Data items:
-*-*-

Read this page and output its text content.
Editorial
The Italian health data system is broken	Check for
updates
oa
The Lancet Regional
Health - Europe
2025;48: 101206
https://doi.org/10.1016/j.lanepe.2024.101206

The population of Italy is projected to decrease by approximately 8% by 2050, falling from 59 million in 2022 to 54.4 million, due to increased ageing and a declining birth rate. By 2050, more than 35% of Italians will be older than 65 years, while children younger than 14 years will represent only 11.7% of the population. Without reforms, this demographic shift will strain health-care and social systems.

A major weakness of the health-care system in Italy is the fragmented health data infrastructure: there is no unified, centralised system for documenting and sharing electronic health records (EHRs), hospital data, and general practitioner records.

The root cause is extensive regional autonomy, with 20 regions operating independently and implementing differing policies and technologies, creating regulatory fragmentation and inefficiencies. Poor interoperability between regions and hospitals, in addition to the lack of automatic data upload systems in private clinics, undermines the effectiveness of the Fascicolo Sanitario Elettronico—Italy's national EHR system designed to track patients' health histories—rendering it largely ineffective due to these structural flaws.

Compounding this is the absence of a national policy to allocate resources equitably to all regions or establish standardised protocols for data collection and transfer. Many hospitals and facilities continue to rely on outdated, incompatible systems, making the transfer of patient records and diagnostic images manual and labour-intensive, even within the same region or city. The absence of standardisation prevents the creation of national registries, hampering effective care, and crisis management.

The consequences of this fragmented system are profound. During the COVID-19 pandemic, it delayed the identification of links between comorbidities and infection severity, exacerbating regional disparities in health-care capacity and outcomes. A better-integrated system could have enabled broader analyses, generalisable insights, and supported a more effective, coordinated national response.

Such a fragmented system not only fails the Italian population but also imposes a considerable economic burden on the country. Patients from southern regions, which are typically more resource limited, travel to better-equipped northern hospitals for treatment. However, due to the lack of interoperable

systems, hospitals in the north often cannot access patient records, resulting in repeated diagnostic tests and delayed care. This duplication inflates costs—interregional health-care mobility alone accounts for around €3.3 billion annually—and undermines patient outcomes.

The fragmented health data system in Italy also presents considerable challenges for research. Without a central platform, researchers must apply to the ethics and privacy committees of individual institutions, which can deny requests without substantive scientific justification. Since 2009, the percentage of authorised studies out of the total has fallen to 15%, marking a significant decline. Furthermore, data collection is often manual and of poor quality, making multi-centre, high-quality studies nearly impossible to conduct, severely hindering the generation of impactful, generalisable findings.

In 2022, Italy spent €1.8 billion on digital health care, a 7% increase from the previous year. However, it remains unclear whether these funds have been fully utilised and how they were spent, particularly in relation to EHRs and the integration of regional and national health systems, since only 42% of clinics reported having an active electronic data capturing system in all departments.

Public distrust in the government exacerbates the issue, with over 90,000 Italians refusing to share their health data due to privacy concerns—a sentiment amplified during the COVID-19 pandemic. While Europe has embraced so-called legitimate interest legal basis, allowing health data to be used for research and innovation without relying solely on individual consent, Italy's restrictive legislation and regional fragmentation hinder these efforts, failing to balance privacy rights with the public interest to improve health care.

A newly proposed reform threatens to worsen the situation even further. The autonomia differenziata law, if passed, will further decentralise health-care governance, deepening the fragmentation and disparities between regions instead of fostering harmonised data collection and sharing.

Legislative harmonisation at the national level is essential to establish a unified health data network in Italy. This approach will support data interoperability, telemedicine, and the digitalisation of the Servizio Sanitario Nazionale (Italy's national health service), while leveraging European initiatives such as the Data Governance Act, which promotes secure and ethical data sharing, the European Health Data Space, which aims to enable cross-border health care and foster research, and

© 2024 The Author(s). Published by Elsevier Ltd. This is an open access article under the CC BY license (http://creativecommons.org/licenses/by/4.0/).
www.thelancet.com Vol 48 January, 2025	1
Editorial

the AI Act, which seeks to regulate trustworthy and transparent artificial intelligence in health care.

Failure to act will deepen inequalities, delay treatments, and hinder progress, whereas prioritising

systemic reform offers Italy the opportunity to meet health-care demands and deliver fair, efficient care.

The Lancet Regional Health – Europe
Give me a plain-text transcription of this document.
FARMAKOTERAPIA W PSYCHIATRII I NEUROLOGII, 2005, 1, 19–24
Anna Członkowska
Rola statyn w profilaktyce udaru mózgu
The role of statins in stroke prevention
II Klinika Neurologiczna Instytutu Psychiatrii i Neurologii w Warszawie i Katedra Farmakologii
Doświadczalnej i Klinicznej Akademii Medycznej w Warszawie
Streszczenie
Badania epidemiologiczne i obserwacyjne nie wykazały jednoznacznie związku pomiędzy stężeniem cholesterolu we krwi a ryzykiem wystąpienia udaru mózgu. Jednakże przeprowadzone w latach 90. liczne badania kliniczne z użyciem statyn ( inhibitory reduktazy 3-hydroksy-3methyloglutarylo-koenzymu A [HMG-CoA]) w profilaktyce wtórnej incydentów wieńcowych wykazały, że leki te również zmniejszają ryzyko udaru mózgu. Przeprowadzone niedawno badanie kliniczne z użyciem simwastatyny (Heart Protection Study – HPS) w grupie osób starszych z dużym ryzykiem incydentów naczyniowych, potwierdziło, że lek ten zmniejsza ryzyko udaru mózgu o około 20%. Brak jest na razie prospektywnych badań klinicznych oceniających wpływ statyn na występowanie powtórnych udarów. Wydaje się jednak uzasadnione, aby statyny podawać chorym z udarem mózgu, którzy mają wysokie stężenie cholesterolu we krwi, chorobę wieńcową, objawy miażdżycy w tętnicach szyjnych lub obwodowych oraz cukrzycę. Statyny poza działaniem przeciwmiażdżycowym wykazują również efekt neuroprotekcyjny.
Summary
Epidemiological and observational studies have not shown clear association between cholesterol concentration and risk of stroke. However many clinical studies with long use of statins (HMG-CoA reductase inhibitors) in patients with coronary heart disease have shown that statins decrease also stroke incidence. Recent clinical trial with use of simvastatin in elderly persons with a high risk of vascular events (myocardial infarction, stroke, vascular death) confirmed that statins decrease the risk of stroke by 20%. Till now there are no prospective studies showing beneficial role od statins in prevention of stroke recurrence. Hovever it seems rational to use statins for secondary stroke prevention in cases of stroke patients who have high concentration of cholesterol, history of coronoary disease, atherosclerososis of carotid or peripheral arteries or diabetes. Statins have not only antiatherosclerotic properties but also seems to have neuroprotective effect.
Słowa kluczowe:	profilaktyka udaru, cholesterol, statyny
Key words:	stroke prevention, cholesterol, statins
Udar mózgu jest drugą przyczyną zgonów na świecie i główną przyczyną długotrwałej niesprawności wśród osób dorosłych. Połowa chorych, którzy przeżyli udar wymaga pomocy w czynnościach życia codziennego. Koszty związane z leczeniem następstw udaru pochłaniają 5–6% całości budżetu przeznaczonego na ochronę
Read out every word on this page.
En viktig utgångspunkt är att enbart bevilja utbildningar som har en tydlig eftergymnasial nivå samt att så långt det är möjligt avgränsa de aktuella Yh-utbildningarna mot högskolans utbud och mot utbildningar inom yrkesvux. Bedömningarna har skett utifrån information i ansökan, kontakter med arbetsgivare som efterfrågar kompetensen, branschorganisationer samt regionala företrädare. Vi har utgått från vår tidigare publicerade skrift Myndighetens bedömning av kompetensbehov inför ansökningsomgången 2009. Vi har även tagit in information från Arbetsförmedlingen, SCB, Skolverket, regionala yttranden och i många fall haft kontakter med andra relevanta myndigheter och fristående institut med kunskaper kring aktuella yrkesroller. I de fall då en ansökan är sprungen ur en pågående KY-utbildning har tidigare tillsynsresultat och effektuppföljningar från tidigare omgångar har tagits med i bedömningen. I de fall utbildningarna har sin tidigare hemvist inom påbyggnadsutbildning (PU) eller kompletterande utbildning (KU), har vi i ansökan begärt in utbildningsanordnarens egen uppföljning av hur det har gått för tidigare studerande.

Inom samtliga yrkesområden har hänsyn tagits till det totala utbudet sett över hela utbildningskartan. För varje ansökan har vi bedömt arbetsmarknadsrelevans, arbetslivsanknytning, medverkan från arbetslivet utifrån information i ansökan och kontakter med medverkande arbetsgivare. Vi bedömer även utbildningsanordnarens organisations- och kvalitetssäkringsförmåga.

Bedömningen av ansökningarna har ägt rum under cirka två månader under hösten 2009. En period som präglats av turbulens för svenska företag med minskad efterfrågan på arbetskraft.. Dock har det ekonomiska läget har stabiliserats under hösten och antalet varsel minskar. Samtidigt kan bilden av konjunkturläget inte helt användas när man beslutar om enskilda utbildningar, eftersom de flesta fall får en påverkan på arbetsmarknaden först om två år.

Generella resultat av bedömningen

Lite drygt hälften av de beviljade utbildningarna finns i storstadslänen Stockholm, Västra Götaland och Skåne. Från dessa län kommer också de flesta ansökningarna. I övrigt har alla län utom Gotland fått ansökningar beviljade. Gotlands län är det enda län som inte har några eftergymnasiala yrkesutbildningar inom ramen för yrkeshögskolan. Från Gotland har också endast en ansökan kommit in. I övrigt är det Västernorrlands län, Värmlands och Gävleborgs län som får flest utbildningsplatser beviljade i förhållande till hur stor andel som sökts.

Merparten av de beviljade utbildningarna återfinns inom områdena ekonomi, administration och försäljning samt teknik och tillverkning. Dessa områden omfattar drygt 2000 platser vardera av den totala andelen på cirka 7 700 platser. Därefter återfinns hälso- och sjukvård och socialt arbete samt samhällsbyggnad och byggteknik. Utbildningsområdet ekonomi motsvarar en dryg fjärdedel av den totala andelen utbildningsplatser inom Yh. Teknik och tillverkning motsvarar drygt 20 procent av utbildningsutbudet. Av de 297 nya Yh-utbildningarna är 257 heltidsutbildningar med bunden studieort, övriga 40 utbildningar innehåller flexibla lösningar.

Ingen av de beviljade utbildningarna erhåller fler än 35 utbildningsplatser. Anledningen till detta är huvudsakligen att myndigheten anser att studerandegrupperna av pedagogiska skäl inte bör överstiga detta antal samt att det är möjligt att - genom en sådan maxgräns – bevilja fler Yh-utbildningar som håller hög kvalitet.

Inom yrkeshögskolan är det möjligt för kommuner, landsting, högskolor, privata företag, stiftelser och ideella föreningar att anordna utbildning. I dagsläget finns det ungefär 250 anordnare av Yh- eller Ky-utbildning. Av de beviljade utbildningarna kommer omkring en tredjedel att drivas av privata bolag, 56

-*-*-

** Work task **
Say how many lines of the records contain the word "text", and give no other output.

** Task response **
2